Copy every entry word for word. Skip the pictures.

# start of MATERIAL SHOWN

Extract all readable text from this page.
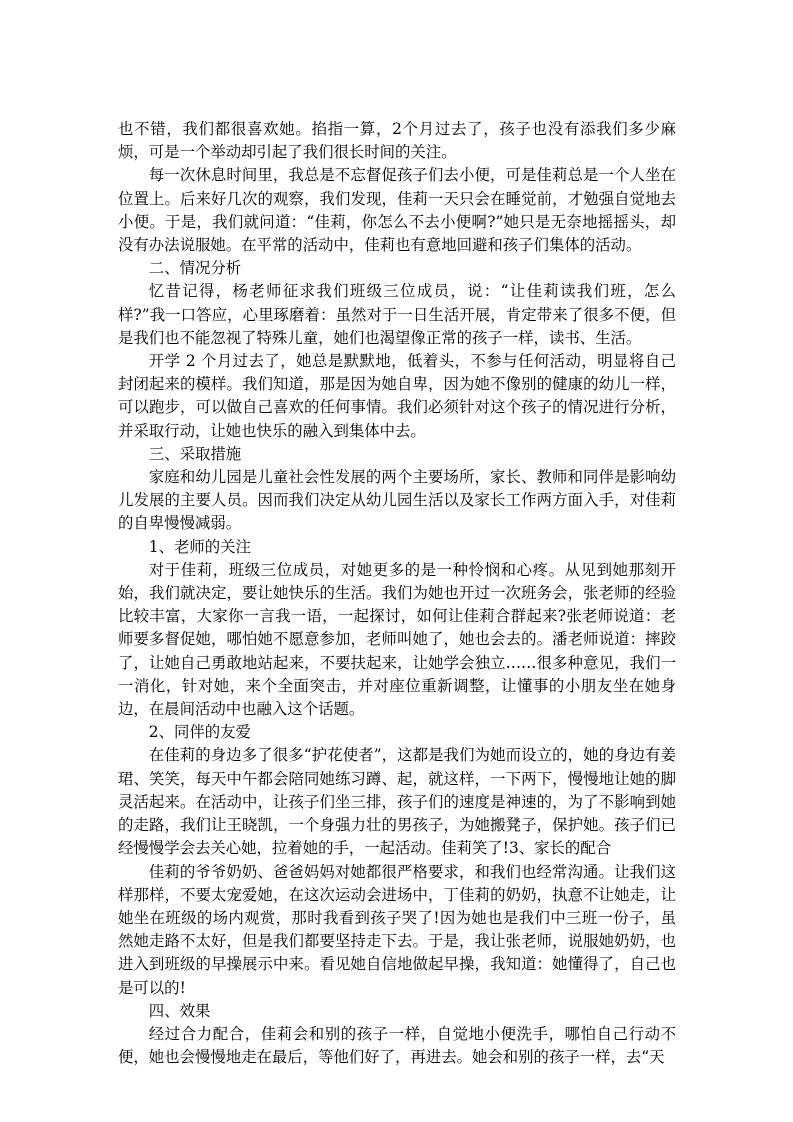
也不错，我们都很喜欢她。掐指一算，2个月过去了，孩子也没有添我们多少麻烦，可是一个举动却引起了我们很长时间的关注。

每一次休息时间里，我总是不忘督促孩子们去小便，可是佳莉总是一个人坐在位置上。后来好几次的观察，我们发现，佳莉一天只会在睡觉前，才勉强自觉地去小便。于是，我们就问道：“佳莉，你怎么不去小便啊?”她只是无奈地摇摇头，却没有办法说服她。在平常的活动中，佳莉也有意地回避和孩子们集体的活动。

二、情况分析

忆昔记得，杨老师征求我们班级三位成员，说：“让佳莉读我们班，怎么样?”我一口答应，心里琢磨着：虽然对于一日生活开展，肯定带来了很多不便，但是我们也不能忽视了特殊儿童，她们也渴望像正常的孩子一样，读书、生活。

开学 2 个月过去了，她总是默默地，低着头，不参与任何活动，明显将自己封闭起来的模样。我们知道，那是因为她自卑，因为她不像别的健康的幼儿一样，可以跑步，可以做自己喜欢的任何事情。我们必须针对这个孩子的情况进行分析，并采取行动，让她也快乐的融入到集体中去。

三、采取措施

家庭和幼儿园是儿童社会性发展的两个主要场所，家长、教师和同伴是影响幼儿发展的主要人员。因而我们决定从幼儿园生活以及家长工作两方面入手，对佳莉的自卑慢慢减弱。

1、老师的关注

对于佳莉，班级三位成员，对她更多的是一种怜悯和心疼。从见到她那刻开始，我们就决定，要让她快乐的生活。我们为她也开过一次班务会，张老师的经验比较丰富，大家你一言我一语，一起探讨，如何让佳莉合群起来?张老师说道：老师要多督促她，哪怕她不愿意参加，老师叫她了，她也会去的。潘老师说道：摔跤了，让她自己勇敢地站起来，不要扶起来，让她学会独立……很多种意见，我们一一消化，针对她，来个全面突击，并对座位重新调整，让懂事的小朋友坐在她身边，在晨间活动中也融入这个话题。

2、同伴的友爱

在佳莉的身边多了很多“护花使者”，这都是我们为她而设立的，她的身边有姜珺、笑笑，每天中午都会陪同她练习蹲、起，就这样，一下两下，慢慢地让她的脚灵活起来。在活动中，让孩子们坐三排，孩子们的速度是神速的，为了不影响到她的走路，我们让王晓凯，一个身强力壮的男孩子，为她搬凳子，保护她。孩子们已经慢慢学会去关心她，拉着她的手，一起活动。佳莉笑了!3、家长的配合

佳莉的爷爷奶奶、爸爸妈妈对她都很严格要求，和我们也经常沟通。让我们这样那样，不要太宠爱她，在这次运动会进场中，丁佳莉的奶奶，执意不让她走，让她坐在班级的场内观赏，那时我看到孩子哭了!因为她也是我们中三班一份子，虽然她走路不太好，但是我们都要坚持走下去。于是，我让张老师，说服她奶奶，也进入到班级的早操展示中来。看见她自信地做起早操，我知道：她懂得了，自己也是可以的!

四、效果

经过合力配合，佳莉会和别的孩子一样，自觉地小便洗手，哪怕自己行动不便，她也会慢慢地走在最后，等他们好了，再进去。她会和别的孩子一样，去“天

# end of MATERIAL SHOWN

SOLUTION TO THIS TASK:
Extract all readable text from this page.
也不错，我们都很喜欢她。掐指一算，2个月过去了，孩子也没有添我们多少麻烦，可是一个举动却引起了我们很长时间的关注。

每一次休息时间里，我总是不忘督促孩子们去小便，可是佳莉总是一个人坐在位置上。后来好几次的观察，我们发现，佳莉一天只会在睡觉前，才勉强自觉地去小便。于是，我们就问道：“佳莉，你怎么不去小便啊?”她只是无奈地摇摇头，却没有办法说服她。在平常的活动中，佳莉也有意地回避和孩子们集体的活动。

二、情况分析

忆昔记得，杨老师征求我们班级三位成员，说：“让佳莉读我们班，怎么样?”我一口答应，心里琢磨着：虽然对于一日生活开展，肯定带来了很多不便，但是我们也不能忽视了特殊儿童，她们也渴望像正常的孩子一样，读书、生活。

开学 2 个月过去了，她总是默默地，低着头，不参与任何活动，明显将自己封闭起来的模样。我们知道，那是因为她自卑，因为她不像别的健康的幼儿一样，可以跑步，可以做自己喜欢的任何事情。我们必须针对这个孩子的情况进行分析，并采取行动，让她也快乐的融入到集体中去。

三、采取措施

家庭和幼儿园是儿童社会性发展的两个主要场所，家长、教师和同伴是影响幼儿发展的主要人员。因而我们决定从幼儿园生活以及家长工作两方面入手，对佳莉的自卑慢慢减弱。

1、老师的关注

对于佳莉，班级三位成员，对她更多的是一种怜悯和心疼。从见到她那刻开始，我们就决定，要让她快乐的生活。我们为她也开过一次班务会，张老师的经验比较丰富，大家你一言我一语，一起探讨，如何让佳莉合群起来?张老师说道：老师要多督促她，哪怕她不愿意参加，老师叫她了，她也会去的。潘老师说道：摔跤了，让她自己勇敢地站起来，不要扶起来，让她学会独立……很多种意见，我们一一消化，针对她，来个全面突击，并对座位重新调整，让懂事的小朋友坐在她身边，在晨间活动中也融入这个话题。

2、同伴的友爱

在佳莉的身边多了很多“护花使者”，这都是我们为她而设立的，她的身边有姜珺、笑笑，每天中午都会陪同她练习蹲、起，就这样，一下两下，慢慢地让她的脚灵活起来。在活动中，让孩子们坐三排，孩子们的速度是神速的，为了不影响到她的走路，我们让王晓凯，一个身强力壮的男孩子，为她搬凳子，保护她。孩子们已经慢慢学会去关心她，拉着她的手，一起活动。佳莉笑了!3、家长的配合

佳莉的爷爷奶奶、爸爸妈妈对她都很严格要求，和我们也经常沟通。让我们这样那样，不要太宠爱她，在这次运动会进场中，丁佳莉的奶奶，执意不让她走，让她坐在班级的场内观赏，那时我看到孩子哭了!因为她也是我们中三班一份子，虽然她走路不太好，但是我们都要坚持走下去。于是，我让张老师，说服她奶奶，也进入到班级的早操展示中来。看见她自信地做起早操，我知道：她懂得了，自己也是可以的!

四、效果

经过合力配合，佳莉会和别的孩子一样，自觉地小便洗手，哪怕自己行动不便，她也会慢慢地走在最后，等他们好了，再进去。她会和别的孩子一样，去“天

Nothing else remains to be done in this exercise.